_What to work on_.
Print the entries below in their entirety, exactly as they are written.

_Extracted information_.
--- Start ---
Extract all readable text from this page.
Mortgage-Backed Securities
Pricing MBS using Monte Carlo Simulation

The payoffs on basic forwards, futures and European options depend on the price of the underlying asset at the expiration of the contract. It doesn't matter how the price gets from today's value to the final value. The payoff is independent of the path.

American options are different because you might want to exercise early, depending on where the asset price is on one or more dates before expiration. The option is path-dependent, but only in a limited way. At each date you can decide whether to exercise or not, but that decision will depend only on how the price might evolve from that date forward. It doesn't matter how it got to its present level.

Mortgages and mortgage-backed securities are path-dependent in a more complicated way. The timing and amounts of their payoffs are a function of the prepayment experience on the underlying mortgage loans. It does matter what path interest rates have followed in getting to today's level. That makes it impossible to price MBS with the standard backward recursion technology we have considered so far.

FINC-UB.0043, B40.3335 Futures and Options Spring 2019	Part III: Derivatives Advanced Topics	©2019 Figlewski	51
--- End ---
_The result_.
Extract all readable text from this page.
Mortgage-Backed Securities
Pricing MBS using Monte Carlo Simulation

The payoffs on basic forwards, futures and European options depend on the price of the underlying asset at the expiration of the contract. It doesn't matter how the price gets from today's value to the final value. The payoff is independent of the path.

American options are different because you might want to exercise early, depending on where the asset price is on one or more dates before expiration. The option is path-dependent, but only in a limited way. At each date you can decide whether to exercise or not, but that decision will depend only on how the price might evolve from that date forward. It doesn't matter how it got to its present level.

Mortgages and mortgage-backed securities are path-dependent in a more complicated way. The timing and amounts of their payoffs are a function of the prepayment experience on the underlying mortgage loans. It does matter what path interest rates have followed in getting to today's level. That makes it impossible to price MBS with the standard backward recursion technology we have considered so far.

FINC-UB.0043, B40.3335 Futures and Options Spring 2019	Part III: Derivatives Advanced Topics	©2019 Figlewski	51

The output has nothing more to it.